ОТРЫВОК:
Пожертвования не всегда бывают конкурсными. Фонды часто предпочитают работать с зарекомендовавшими себя партнерами. Но всегда деньги даются под конкретную написанную программу, которая является частью соглашения. Все договоры с иностранными организациями мы, по закону, обязаны переводить на русский язык и предоставлять в банк. Банки же проверяются целой группой государственных органов, которые запрашивают и изучают документы. Мы ежегодно отчитываемся перед налоговой службой и органами юстиции, в том числе и по источникам финансирования. По закону же мы обязаны обеспечить доступ к отчетам об использовании средств любому желающему. Мы свои отчеты всегда публикуем в Интернете.
– Как вы оцениваете законопроект о комендантском часе, который проходит сегодня третье чтение в Госдуме?
– Сегодня стало известно, что Госдума законопроект завернула. Судя по всему, под давлением общественности. Комендантский час – это очевидный атрибут милитаризованного государства, свидетельство неспособности правоохранительной системы контролировать преступность. Это попытка государства переложить ответственность с себя на родителей, при том что чаще всего у проблемных детей родители как раз и не в состоянии эту ответственность взять.

ИЗВЛЕЧЁННЫЕ СТРОКИ:
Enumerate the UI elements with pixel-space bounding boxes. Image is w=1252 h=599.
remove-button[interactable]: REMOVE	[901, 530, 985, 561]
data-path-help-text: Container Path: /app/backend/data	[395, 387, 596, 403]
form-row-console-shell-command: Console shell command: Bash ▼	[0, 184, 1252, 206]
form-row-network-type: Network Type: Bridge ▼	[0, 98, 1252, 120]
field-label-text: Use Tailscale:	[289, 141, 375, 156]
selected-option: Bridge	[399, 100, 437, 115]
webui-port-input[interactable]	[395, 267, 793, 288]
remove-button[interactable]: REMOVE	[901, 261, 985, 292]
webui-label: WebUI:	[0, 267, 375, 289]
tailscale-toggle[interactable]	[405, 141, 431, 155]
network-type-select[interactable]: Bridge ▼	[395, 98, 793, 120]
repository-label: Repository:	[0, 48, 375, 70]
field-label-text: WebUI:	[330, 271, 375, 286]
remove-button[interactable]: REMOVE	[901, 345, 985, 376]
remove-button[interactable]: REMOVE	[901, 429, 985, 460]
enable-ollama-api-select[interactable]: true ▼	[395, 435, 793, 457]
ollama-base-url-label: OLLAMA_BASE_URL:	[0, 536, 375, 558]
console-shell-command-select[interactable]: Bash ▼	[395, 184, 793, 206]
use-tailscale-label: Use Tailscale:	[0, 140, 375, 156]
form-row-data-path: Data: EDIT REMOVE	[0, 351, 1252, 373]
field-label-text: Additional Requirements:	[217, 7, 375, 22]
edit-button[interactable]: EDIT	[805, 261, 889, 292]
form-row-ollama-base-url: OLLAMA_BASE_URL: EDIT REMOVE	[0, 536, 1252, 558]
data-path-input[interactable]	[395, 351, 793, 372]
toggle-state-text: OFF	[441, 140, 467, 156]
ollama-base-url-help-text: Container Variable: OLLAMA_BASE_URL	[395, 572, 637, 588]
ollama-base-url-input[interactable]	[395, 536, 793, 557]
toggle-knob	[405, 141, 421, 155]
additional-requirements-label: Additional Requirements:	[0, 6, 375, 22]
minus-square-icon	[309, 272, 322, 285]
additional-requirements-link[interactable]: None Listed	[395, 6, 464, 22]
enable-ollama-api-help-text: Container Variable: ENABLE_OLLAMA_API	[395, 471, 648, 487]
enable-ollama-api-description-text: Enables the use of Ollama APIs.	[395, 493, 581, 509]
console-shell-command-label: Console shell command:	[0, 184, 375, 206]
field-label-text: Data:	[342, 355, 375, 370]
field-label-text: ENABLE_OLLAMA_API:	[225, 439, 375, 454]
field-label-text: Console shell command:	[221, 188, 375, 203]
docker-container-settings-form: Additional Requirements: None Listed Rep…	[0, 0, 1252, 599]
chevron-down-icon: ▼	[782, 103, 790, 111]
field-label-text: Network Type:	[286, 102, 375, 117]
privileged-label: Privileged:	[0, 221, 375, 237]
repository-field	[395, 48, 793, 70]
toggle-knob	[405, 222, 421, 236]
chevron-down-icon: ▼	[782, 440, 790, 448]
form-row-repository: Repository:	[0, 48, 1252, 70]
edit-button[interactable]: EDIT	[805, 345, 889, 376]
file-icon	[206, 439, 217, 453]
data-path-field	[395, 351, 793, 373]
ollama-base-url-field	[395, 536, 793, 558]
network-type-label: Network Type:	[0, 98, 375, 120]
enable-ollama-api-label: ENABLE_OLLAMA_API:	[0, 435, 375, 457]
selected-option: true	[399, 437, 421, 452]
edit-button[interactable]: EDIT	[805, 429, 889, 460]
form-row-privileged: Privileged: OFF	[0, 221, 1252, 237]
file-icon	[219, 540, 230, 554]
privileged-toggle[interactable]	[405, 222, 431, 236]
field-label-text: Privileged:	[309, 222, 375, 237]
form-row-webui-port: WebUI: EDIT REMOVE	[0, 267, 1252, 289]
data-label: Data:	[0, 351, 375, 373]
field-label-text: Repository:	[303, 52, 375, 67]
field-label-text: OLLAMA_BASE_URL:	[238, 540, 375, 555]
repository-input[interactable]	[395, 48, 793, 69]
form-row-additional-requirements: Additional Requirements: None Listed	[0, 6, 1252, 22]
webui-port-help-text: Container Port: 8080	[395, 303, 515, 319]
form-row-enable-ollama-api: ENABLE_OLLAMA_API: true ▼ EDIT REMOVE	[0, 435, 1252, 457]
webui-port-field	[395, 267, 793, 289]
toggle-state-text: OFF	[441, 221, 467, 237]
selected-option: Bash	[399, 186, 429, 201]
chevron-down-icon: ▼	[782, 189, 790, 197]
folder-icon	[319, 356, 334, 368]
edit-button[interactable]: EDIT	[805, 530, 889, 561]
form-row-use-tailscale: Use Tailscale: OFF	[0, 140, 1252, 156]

ЗАДАНИЕ 1:
Пожалуйста, перепишите слово в слово часть отрывка, которая начинается со слов, содержащих «Пожертвования не всегда», и заканчивается словами «чтение в Госдуме?».
ЗАДАНИЕ 2:
Назовите все государственные органы, которые упомянуты в отрывке по названию.
Строки взяты из другого источника.

РЕШЕНИЕ 1:
Пожертвования не всегда бывают конкурсными. Фонды часто предпочитают работать с зарекомендовавшими себя партнерами. Но всегда деньги даются под конкретную написанную программу, которая является частью соглашения. Все договоры с иностранными организациями мы, по закону, обязаны переводить на русский язык и предоставлять в банк. Банки же проверяются целой группой государственных органов, которые запрашивают и изучают документы. Мы ежегодно отчитываемся перед налоговой службой и органами юстиции, в том числе и по источникам финансирования. По закону же мы обязаны обеспечить доступ к отчетам об использовании средств любому желающему. Мы свои отчеты всегда публикуем в Интернете.
– Как вы оцениваете законопроект о комендантском часе, который проходит сегодня третье чтение в Госдуме?

РЕШЕНИЕ 2:
- налоговая служба
- органы юстиции
- Госдума